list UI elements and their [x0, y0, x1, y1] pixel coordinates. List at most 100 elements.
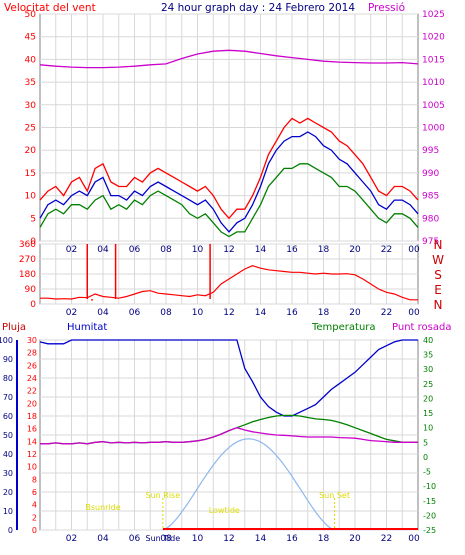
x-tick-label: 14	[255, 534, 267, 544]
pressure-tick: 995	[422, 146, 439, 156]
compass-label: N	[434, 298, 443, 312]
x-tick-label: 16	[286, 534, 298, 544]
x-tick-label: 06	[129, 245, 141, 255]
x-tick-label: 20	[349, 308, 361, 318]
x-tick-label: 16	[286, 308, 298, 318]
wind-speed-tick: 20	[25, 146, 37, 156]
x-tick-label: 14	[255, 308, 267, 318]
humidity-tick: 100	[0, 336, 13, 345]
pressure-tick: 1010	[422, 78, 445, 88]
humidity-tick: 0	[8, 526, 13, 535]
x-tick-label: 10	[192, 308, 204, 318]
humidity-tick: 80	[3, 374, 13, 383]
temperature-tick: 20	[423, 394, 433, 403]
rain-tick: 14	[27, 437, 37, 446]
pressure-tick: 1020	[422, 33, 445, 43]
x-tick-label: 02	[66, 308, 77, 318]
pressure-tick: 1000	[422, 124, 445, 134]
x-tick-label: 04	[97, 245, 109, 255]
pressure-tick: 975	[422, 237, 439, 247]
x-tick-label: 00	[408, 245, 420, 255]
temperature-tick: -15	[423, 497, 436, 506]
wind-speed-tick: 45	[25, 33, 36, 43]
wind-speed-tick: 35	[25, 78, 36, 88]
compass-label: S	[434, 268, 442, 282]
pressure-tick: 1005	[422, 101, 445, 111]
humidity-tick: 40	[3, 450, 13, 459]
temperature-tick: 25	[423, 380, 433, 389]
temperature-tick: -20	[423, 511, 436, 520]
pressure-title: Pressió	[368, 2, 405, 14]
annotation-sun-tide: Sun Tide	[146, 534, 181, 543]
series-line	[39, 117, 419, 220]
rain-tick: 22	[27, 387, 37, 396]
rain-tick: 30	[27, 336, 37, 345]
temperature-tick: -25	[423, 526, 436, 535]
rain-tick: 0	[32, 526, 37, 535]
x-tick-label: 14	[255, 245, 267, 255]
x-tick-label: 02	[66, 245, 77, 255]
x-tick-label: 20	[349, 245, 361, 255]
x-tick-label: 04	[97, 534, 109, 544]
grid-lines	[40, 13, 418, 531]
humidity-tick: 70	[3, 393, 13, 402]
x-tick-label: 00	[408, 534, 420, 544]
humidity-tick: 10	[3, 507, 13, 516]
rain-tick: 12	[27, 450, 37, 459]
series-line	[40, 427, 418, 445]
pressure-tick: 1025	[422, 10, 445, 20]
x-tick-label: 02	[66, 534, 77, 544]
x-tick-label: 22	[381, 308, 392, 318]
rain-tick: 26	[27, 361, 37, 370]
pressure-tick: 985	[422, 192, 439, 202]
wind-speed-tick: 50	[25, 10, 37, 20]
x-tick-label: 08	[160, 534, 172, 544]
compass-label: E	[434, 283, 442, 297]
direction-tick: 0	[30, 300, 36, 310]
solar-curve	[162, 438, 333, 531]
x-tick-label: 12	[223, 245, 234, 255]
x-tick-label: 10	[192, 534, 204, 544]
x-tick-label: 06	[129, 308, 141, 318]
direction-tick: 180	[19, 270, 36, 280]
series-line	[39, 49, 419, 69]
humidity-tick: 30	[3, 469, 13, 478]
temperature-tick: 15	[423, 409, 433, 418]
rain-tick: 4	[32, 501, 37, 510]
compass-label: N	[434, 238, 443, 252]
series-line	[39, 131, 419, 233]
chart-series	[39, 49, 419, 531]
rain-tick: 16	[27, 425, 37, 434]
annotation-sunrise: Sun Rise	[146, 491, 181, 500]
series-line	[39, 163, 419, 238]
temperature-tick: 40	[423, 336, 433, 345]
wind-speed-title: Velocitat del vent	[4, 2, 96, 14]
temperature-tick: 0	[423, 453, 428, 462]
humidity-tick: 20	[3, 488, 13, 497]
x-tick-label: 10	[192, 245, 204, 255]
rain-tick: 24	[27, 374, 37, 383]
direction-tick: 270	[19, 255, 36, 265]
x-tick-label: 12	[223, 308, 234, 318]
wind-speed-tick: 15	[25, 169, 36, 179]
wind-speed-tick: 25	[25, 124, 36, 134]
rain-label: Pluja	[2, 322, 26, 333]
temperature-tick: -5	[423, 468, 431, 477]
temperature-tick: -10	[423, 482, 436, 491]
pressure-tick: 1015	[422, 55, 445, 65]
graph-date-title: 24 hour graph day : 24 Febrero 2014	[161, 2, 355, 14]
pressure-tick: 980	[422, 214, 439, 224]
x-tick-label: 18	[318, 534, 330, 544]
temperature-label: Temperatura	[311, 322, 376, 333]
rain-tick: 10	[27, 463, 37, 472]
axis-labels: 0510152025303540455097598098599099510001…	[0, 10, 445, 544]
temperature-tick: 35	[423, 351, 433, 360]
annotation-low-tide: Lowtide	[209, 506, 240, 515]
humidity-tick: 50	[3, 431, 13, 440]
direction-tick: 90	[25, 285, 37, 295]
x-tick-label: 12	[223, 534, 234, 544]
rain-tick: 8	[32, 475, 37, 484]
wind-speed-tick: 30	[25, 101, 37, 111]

::::::

▶ _Exercise description_: Can you give the listing above again with every "x-tick-label" swapped for "hour-label", leaving everything else unchanged and the picture out?

▶ _Response to this exercise_:
list UI elements and their [x0, y0, x1, y1] pixel coordinates. List at most 100 elements.
hour-label: 14	[255, 534, 267, 544]
pressure-tick: 995	[422, 146, 439, 156]
compass-label: N	[434, 298, 443, 312]
hour-label: 16	[286, 534, 298, 544]
hour-label: 06	[129, 245, 141, 255]
hour-label: 20	[349, 308, 361, 318]
hour-label: 16	[286, 308, 298, 318]
wind-speed-tick: 20	[25, 146, 37, 156]
hour-label: 14	[255, 308, 267, 318]
humidity-tick: 100	[0, 336, 13, 345]
pressure-tick: 1010	[422, 78, 445, 88]
humidity-tick: 0	[8, 526, 13, 535]
hour-label: 10	[192, 308, 204, 318]
humidity-tick: 80	[3, 374, 13, 383]
temperature-tick: 20	[423, 394, 433, 403]
rain-tick: 14	[27, 437, 37, 446]
pressure-tick: 1020	[422, 33, 445, 43]
hour-label: 02	[66, 308, 77, 318]
pressure-tick: 1000	[422, 124, 445, 134]
hour-label: 04	[97, 245, 109, 255]
pressure-tick: 975	[422, 237, 439, 247]
hour-label: 00	[408, 245, 420, 255]
temperature-tick: -15	[423, 497, 436, 506]
wind-speed-tick: 45	[25, 33, 36, 43]
wind-speed-tick: 35	[25, 78, 36, 88]
compass-label: S	[434, 268, 442, 282]
pressure-tick: 1005	[422, 101, 445, 111]
humidity-tick: 40	[3, 450, 13, 459]
temperature-tick: 25	[423, 380, 433, 389]
temperature-tick: -20	[423, 511, 436, 520]
pressure-title: Pressió	[368, 2, 405, 14]
annotation-sun-tide: Sun Tide	[146, 534, 181, 543]
series-line	[39, 117, 419, 220]
rain-tick: 22	[27, 387, 37, 396]
rain-tick: 30	[27, 336, 37, 345]
temperature-tick: -25	[423, 526, 436, 535]
rain-tick: 0	[32, 526, 37, 535]
hour-label: 14	[255, 245, 267, 255]
hour-label: 02	[66, 245, 77, 255]
hour-label: 20	[349, 245, 361, 255]
hour-label: 04	[97, 534, 109, 544]
grid-lines	[40, 13, 418, 531]
humidity-tick: 70	[3, 393, 13, 402]
hour-label: 00	[408, 534, 420, 544]
humidity-tick: 10	[3, 507, 13, 516]
rain-tick: 12	[27, 450, 37, 459]
series-line	[40, 427, 418, 445]
pressure-tick: 1025	[422, 10, 445, 20]
hour-label: 02	[66, 534, 77, 544]
hour-label: 22	[381, 308, 392, 318]
rain-tick: 26	[27, 361, 37, 370]
pressure-tick: 985	[422, 192, 439, 202]
wind-speed-tick: 50	[25, 10, 37, 20]
hour-label: 08	[160, 534, 172, 544]
compass-label: E	[434, 283, 442, 297]
direction-tick: 0	[30, 300, 36, 310]
solar-curve	[162, 438, 333, 531]
hour-label: 12	[223, 245, 234, 255]
hour-label: 10	[192, 534, 204, 544]
hour-label: 06	[129, 308, 141, 318]
direction-tick: 180	[19, 270, 36, 280]
series-line	[39, 49, 419, 69]
humidity-tick: 30	[3, 469, 13, 478]
temperature-tick: 15	[423, 409, 433, 418]
rain-tick: 4	[32, 501, 37, 510]
compass-label: N	[434, 238, 443, 252]
series-line	[39, 131, 419, 233]
chart-series	[39, 49, 419, 531]
rain-tick: 16	[27, 425, 37, 434]
annotation-sunrise: Sun Rise	[146, 491, 181, 500]
series-line	[39, 163, 419, 238]
temperature-tick: 40	[423, 336, 433, 345]
wind-speed-title: Velocitat del vent	[4, 2, 96, 14]
temperature-tick: 0	[423, 453, 428, 462]
humidity-tick: 20	[3, 488, 13, 497]
hour-label: 10	[192, 245, 204, 255]
rain-tick: 24	[27, 374, 37, 383]
direction-tick: 270	[19, 255, 36, 265]
hour-label: 12	[223, 308, 234, 318]
wind-speed-tick: 15	[25, 169, 36, 179]
wind-speed-tick: 25	[25, 124, 36, 134]
rain-label: Pluja	[2, 322, 26, 333]
temperature-tick: -5	[423, 468, 431, 477]
temperature-tick: -10	[423, 482, 436, 491]
pressure-tick: 1015	[422, 55, 445, 65]
graph-date-title: 24 hour graph day : 24 Febrero 2014	[161, 2, 355, 14]
pressure-tick: 980	[422, 214, 439, 224]
hour-label: 18	[318, 534, 330, 544]
temperature-label: Temperatura	[311, 322, 376, 333]
rain-tick: 10	[27, 463, 37, 472]
axis-labels: 0510152025303540455097598098599099510001…	[0, 10, 445, 544]
temperature-tick: 35	[423, 351, 433, 360]
annotation-low-tide: Lowtide	[209, 506, 240, 515]
humidity-tick: 50	[3, 431, 13, 440]
direction-tick: 90	[25, 285, 37, 295]
hour-label: 12	[223, 534, 234, 544]
rain-tick: 8	[32, 475, 37, 484]
wind-speed-tick: 30	[25, 101, 37, 111]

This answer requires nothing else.